Extracted records:
★ ★ ★ ★ ★

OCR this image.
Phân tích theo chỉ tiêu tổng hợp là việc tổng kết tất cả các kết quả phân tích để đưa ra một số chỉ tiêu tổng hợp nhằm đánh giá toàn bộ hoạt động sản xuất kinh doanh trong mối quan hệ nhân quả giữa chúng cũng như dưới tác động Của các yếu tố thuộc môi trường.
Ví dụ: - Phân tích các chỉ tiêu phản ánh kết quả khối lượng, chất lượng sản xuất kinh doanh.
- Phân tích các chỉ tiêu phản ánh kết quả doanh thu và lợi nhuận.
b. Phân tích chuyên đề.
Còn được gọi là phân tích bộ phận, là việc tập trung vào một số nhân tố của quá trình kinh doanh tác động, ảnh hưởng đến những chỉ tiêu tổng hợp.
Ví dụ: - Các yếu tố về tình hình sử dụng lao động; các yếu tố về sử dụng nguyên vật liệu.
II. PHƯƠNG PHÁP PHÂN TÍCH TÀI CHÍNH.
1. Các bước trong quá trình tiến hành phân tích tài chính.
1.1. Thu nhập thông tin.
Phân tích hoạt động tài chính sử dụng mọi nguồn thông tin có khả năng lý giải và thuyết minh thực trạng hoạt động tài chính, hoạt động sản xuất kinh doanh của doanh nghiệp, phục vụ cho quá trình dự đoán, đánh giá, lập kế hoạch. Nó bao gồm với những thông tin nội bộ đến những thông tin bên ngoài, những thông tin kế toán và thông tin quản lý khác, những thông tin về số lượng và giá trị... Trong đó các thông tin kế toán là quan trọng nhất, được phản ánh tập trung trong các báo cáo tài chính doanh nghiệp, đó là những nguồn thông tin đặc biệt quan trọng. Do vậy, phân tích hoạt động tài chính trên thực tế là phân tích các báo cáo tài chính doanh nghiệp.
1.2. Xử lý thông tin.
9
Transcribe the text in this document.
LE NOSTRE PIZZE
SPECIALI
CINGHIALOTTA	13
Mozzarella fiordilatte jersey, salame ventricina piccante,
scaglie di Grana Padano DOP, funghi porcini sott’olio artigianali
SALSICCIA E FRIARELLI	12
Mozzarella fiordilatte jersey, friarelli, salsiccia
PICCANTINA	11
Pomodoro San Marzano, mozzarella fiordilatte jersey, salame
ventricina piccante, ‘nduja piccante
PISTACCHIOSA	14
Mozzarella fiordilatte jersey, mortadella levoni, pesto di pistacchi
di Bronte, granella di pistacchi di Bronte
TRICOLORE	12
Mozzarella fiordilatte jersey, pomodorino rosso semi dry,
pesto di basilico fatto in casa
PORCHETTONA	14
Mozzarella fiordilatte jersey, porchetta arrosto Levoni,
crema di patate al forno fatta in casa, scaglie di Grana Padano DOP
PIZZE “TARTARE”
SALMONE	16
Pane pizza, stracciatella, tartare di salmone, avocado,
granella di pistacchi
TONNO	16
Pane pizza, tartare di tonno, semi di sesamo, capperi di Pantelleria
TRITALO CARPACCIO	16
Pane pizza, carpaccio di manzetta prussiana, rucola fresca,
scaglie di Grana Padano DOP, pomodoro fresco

★ ★ ★ ★ ★

▶ **What is asked**
Look above for the line containing "Transcribe the text in this document.", then transcribe it and all lines after it through the last, exactly and with nothing else.

▶ **Answer in full**
Transcribe the text in this document.
LE NOSTRE PIZZE
SPECIALI
CINGHIALOTTA	13
Mozzarella fiordilatte jersey, salame ventricina piccante,
scaglie di Grana Padano DOP, funghi porcini sott’olio artigianali
SALSICCIA E FRIARELLI	12
Mozzarella fiordilatte jersey, friarelli, salsiccia
PICCANTINA	11
Pomodoro San Marzano, mozzarella fiordilatte jersey, salame
ventricina piccante, ‘nduja piccante
PISTACCHIOSA	14
Mozzarella fiordilatte jersey, mortadella levoni, pesto di pistacchi
di Bronte, granella di pistacchi di Bronte
TRICOLORE	12
Mozzarella fiordilatte jersey, pomodorino rosso semi dry,
pesto di basilico fatto in casa
PORCHETTONA	14
Mozzarella fiordilatte jersey, porchetta arrosto Levoni,
crema di patate al forno fatta in casa, scaglie di Grana Padano DOP
PIZZE “TARTARE”
SALMONE	16
Pane pizza, stracciatella, tartare di salmone, avocado,
granella di pistacchi
TONNO	16
Pane pizza, tartare di tonno, semi di sesamo, capperi di Pantelleria
TRITALO CARPACCIO	16
Pane pizza, carpaccio di manzetta prussiana, rucola fresca,
scaglie di Grana Padano DOP, pomodoro fresco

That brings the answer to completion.